PROBLEM
Go through the entries one line at a time, and gather every line that has the word "endo".

RECORD SET
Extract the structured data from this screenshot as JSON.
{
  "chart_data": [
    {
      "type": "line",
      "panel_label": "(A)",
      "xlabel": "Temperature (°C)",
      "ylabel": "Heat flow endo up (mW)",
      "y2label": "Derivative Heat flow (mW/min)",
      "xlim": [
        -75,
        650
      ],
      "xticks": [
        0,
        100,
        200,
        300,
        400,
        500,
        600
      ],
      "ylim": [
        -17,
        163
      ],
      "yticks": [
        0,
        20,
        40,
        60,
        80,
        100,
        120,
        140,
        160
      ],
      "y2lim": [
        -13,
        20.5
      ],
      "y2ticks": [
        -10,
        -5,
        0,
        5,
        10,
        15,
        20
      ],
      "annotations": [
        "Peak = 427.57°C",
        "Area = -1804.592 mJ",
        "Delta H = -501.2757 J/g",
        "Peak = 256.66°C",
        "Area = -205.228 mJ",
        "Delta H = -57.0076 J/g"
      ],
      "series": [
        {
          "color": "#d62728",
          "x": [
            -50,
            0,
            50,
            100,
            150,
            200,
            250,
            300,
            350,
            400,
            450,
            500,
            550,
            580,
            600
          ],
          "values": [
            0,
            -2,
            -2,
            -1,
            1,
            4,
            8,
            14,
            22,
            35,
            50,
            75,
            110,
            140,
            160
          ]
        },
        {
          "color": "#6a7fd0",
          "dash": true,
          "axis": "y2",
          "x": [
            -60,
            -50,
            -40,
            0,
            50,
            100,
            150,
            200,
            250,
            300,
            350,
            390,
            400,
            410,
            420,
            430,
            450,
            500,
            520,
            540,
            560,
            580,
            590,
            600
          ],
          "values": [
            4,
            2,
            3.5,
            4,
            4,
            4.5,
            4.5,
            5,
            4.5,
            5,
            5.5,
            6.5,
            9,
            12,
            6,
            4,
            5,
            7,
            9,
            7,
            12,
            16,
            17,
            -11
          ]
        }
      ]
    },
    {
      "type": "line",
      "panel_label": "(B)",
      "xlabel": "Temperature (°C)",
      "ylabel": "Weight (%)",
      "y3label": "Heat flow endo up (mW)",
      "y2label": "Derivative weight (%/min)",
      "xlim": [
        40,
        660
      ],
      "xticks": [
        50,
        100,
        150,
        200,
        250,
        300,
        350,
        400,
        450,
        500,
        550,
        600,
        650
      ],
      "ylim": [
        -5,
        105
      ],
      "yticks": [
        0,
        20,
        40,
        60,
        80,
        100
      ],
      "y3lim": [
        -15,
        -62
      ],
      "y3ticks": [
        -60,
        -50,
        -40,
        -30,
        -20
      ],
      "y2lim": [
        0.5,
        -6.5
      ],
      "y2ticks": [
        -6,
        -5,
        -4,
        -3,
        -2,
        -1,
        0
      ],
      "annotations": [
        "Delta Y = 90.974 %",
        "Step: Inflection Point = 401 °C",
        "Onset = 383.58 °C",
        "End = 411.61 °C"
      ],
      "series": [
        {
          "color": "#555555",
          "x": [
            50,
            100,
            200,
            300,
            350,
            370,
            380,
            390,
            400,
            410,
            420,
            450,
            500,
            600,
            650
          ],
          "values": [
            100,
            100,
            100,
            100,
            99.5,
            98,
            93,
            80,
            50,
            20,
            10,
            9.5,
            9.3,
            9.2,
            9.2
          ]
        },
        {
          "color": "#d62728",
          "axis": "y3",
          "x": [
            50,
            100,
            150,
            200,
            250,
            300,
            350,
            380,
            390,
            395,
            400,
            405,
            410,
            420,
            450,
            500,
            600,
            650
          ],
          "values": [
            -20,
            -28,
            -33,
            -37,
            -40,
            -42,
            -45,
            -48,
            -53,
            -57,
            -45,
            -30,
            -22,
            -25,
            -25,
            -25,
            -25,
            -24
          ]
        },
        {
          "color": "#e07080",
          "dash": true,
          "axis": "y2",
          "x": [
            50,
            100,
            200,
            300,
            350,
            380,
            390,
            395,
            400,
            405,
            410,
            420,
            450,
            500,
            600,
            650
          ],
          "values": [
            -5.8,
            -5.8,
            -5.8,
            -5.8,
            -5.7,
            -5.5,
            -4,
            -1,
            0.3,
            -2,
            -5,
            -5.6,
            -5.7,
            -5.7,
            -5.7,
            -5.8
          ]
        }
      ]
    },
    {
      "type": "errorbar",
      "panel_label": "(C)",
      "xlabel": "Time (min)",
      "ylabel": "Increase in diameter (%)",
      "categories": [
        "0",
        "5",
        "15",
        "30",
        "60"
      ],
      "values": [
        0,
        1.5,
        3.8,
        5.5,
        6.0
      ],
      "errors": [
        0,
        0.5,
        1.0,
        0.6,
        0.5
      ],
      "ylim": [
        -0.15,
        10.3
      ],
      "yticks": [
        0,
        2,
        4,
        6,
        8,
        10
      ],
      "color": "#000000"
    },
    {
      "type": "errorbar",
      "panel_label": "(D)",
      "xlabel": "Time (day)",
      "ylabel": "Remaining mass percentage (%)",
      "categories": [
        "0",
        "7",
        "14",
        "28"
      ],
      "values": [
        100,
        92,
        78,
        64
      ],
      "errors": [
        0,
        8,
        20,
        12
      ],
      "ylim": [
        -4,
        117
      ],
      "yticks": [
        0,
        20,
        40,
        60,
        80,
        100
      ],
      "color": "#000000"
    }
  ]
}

...

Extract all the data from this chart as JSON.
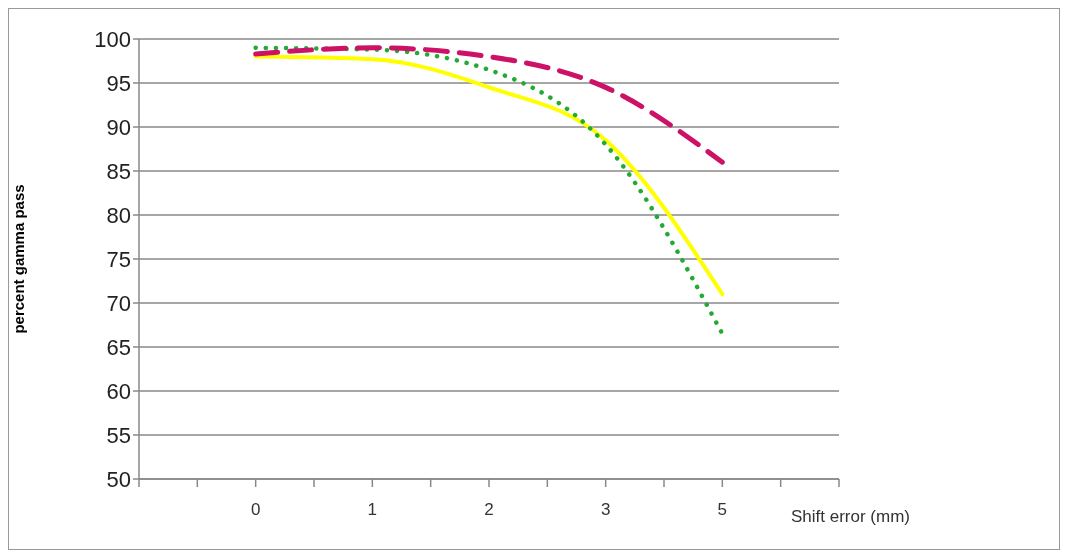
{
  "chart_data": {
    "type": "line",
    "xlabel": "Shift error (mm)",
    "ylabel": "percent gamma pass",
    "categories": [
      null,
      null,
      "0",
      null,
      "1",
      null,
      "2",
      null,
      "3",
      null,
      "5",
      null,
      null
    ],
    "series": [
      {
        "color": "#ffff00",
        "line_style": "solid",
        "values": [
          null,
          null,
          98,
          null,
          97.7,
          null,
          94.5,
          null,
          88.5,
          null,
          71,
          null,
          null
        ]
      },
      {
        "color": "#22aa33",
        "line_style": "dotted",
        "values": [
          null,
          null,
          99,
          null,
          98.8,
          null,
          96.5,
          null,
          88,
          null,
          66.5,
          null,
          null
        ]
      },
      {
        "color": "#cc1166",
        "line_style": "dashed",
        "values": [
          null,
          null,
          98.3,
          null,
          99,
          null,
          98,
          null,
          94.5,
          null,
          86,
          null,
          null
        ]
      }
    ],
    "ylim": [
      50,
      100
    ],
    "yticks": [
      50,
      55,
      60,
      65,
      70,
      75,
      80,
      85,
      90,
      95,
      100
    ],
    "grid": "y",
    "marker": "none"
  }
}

EXERCISE ANSWER
      "ylabel": "Heat flow endo up (mW)",
      "y3label": "Heat flow endo up (mW)",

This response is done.